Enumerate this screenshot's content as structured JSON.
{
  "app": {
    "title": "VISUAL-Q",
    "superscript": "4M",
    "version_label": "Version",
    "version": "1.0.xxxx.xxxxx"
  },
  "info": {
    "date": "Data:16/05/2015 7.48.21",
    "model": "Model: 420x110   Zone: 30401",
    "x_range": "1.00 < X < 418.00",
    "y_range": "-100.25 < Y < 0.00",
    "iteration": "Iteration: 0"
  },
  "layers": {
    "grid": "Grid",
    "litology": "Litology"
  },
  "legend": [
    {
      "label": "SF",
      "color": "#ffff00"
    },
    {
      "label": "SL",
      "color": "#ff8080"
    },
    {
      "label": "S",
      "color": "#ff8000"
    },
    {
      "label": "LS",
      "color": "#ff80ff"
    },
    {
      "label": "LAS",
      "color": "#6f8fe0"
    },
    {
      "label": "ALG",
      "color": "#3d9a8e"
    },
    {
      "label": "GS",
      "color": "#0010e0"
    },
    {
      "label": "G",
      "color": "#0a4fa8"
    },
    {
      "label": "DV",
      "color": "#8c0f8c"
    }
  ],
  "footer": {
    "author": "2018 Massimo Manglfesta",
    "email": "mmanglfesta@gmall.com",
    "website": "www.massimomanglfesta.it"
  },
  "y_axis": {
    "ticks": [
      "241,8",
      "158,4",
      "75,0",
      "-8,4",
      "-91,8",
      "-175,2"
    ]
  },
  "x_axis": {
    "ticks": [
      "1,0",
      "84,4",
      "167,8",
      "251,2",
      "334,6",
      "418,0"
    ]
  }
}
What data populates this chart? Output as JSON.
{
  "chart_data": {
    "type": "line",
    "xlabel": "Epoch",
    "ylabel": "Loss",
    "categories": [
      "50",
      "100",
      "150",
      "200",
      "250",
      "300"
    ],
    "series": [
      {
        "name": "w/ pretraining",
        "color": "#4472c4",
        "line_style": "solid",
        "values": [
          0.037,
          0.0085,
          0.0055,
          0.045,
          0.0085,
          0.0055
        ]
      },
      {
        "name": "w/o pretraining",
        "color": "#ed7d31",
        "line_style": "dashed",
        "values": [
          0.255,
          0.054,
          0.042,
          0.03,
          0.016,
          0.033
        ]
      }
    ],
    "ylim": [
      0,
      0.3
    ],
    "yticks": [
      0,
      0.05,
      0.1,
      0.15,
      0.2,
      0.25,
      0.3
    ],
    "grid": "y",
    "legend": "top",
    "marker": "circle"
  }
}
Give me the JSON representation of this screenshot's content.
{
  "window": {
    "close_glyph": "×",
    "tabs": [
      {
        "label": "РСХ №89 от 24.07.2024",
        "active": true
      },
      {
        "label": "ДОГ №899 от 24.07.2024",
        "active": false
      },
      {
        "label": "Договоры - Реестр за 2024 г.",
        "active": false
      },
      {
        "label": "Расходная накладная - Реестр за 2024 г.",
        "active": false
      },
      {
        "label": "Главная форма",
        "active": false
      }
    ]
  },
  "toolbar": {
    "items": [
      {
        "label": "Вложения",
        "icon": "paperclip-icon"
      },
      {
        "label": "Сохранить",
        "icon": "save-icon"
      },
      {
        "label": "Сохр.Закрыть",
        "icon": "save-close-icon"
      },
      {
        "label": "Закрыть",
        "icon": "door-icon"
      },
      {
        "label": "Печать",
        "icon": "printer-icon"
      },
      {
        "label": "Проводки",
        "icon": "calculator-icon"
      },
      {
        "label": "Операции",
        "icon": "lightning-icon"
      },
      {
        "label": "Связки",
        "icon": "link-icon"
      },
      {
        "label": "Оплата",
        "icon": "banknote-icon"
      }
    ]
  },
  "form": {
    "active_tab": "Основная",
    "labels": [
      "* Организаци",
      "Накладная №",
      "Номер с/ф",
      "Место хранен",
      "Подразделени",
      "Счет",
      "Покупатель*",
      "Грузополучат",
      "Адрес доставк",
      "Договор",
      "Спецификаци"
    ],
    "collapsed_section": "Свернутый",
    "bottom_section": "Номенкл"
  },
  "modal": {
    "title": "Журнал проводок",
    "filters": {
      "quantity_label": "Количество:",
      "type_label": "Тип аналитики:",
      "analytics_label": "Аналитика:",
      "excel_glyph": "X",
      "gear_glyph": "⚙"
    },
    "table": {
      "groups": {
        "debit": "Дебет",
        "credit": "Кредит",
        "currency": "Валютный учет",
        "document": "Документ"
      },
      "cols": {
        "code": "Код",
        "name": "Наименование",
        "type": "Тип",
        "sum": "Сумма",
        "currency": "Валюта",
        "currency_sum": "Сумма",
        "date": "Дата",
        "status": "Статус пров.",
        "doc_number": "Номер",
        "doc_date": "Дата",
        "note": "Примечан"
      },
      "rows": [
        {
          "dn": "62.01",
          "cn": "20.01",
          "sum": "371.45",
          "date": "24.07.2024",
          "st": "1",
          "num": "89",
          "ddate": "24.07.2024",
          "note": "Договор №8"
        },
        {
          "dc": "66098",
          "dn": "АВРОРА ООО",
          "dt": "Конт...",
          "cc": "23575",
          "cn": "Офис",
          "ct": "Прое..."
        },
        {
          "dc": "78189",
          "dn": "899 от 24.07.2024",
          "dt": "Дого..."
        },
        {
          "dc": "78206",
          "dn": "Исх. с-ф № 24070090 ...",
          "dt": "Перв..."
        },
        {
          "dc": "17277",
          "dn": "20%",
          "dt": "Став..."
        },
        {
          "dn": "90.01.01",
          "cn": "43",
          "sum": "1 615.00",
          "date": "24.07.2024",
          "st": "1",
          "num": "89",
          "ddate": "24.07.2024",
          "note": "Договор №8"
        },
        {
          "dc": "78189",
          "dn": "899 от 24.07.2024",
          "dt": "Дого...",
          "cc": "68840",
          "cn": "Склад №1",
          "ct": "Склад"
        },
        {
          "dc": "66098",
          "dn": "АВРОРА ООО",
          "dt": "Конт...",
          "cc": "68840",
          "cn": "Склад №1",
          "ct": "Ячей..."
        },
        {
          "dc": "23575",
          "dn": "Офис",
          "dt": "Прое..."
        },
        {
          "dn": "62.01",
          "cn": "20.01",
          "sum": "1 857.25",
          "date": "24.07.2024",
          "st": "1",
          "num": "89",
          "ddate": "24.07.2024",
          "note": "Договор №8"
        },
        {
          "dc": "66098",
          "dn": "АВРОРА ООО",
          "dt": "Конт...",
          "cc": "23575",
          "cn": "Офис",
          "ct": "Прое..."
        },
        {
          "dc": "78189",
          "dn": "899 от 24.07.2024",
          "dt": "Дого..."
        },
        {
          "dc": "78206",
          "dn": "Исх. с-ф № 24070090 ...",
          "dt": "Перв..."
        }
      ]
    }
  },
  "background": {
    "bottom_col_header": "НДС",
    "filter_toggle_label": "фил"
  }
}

> YOUR OBJECTIVE: Recopy all the lines exactly as they appear.

> ANSWER IN FULL:
Enumerate this screenshot's content as structured JSON.
{
  "app": {
    "title": "VISUAL-Q",
    "superscript": "4M",
    "version_label": "Version",
    "version": "1.0.xxxx.xxxxx"
  },
  "info": {
    "date": "Data:16/05/2015 7.48.21",
    "model": "Model: 420x110   Zone: 30401",
    "x_range": "1.00 < X < 418.00",
    "y_range": "-100.25 < Y < 0.00",
    "iteration": "Iteration: 0"
  },
  "layers": {
    "grid": "Grid",
    "litology": "Litology"
  },
  "legend": [
    {
      "label": "SF",
      "color": "#ffff00"
    },
    {
      "label": "SL",
      "color": "#ff8080"
    },
    {
      "label": "S",
      "color": "#ff8000"
    },
    {
      "label": "LS",
      "color": "#ff80ff"
    },
    {
      "label": "LAS",
      "color": "#6f8fe0"
    },
    {
      "label": "ALG",
      "color": "#3d9a8e"
    },
    {
      "label": "GS",
      "color": "#0010e0"
    },
    {
      "label": "G",
      "color": "#0a4fa8"
    },
    {
      "label": "DV",
      "color": "#8c0f8c"
    }
  ],
  "footer": {
    "author": "2018 Massimo Manglfesta",
    "email": "mmanglfesta@gmall.com",
    "website": "www.massimomanglfesta.it"
  },
  "y_axis": {
    "ticks": [
      "241,8",
      "158,4",
      "75,0",
      "-8,4",
      "-91,8",
      "-175,2"
    ]
  },
  "x_axis": {
    "ticks": [
      "1,0",
      "84,4",
      "167,8",
      "251,2",
      "334,6",
      "418,0"
    ]
  }
}
What data populates this chart? Output as JSON.
{
  "chart_data": {
    "type": "line",
    "xlabel": "Epoch",
    "ylabel": "Loss",
    "categories": [
      "50",
      "100",
      "150",
      "200",
      "250",
      "300"
    ],
    "series": [
      {
        "name": "w/ pretraining",
        "color": "#4472c4",
        "line_style": "solid",
        "values": [
          0.037,
          0.0085,
          0.0055,
          0.045,
          0.0085,
          0.0055
        ]
      },
      {
        "name": "w/o pretraining",
        "color": "#ed7d31",
        "line_style": "dashed",
        "values": [
          0.255,
          0.054,
          0.042,
          0.03,
          0.016,
          0.033
        ]
      }
    ],
    "ylim": [
      0,
      0.3
    ],
    "yticks": [
      0,
      0.05,
      0.1,
      0.15,
      0.2,
      0.25,
      0.3
    ],
    "grid": "y",
    "legend": "top",
    "marker": "circle"
  }
}
Give me the JSON representation of this screenshot's content.
{
  "window": {
    "close_glyph": "×",
    "tabs": [
      {
        "label": "РСХ №89 от 24.07.2024",
        "active": true
      },
      {
        "label": "ДОГ №899 от 24.07.2024",
        "active": false
      },
      {
        "label": "Договоры - Реестр за 2024 г.",
        "active": false
      },
      {
        "label": "Расходная накладная - Реестр за 2024 г.",
        "active": false
      },
      {
        "label": "Главная форма",
        "active": false
      }
    ]
  },
  "toolbar": {
    "items": [
      {
        "label": "Вложения",
        "icon": "paperclip-icon"
      },
      {
        "label": "Сохранить",
        "icon": "save-icon"
      },
      {
        "label": "Сохр.Закрыть",
        "icon": "save-close-icon"
      },
      {
        "label": "Закрыть",
        "icon": "door-icon"
      },
      {
        "label": "Печать",
        "icon": "printer-icon"
      },
      {
        "label": "Проводки",
        "icon": "calculator-icon"
      },
      {
        "label": "Операции",
        "icon": "lightning-icon"
      },
      {
        "label": "Связки",
        "icon": "link-icon"
      },
      {
        "label": "Оплата",
        "icon": "banknote-icon"
      }
    ]
  },
  "form": {
    "active_tab": "Основная",
    "labels": [
      "* Организаци",
      "Накладная №",
      "Номер с/ф",
      "Место хранен",
      "Подразделени",
      "Счет",
      "Покупатель*",
      "Грузополучат",
      "Адрес доставк",
      "Договор",
      "Спецификаци"
    ],
    "collapsed_section": "Свернутый",
    "bottom_section": "Номенкл"
  },
  "modal": {
    "title": "Журнал проводок",
    "filters": {
      "quantity_label": "Количество:",
      "type_label": "Тип аналитики:",
      "analytics_label": "Аналитика:",
      "excel_glyph": "X",
      "gear_glyph": "⚙"
    },
    "table": {
      "groups": {
        "debit": "Дебет",
        "credit": "Кредит",
        "currency": "Валютный учет",
        "document": "Документ"
      },
      "cols": {
        "code": "Код",
        "name": "Наименование",
        "type": "Тип",
        "sum": "Сумма",
        "currency": "Валюта",
        "currency_sum": "Сумма",
        "date": "Дата",
        "status": "Статус пров.",
        "doc_number": "Номер",
        "doc_date": "Дата",
        "note": "Примечан"
      },
      "rows": [
        {
          "dn": "62.01",
          "cn": "20.01",
          "sum": "371.45",
          "date": "24.07.2024",
          "st": "1",
          "num": "89",
          "ddate": "24.07.2024",
          "note": "Договор №8"
        },
        {
          "dc": "66098",
          "dn": "АВРОРА ООО",
          "dt": "Конт...",
          "cc": "23575",
          "cn": "Офис",
          "ct": "Прое..."
        },
        {
          "dc": "78189",
          "dn": "899 от 24.07.2024",
          "dt": "Дого..."
        },
        {
          "dc": "78206",
          "dn": "Исх. с-ф № 24070090 ...",
          "dt": "Перв..."
        },
        {
          "dc": "17277",
          "dn": "20%",
          "dt": "Став..."
        },
        {
          "dn": "90.01.01",
          "cn": "43",
          "sum": "1 615.00",
          "date": "24.07.2024",
          "st": "1",
          "num": "89",
          "ddate": "24.07.2024",
          "note": "Договор №8"
        },
        {
          "dc": "78189",
          "dn": "899 от 24.07.2024",
          "dt": "Дого...",
          "cc": "68840",
          "cn": "Склад №1",
          "ct": "Склад"
        },
        {
          "dc": "66098",
          "dn": "АВРОРА ООО",
          "dt": "Конт...",
          "cc": "68840",
          "cn": "Склад №1",
          "ct": "Ячей..."
        },
        {
          "dc": "23575",
          "dn": "Офис",
          "dt": "Прое..."
        },
        {
          "dn": "62.01",
          "cn": "20.01",
          "sum": "1 857.25",
          "date": "24.07.2024",
          "st": "1",
          "num": "89",
          "ddate": "24.07.2024",
          "note": "Договор №8"
        },
        {
          "dc": "66098",
          "dn": "АВРОРА ООО",
          "dt": "Конт...",
          "cc": "23575",
          "cn": "Офис",
          "ct": "Прое..."
        },
        {
          "dc": "78189",
          "dn": "899 от 24.07.2024",
          "dt": "Дого..."
        },
        {
          "dc": "78206",
          "dn": "Исх. с-ф № 24070090 ...",
          "dt": "Перв..."
        }
      ]
    }
  },
  "background": {
    "bottom_col_header": "НДС",
    "filter_toggle_label": "фил"
  }
}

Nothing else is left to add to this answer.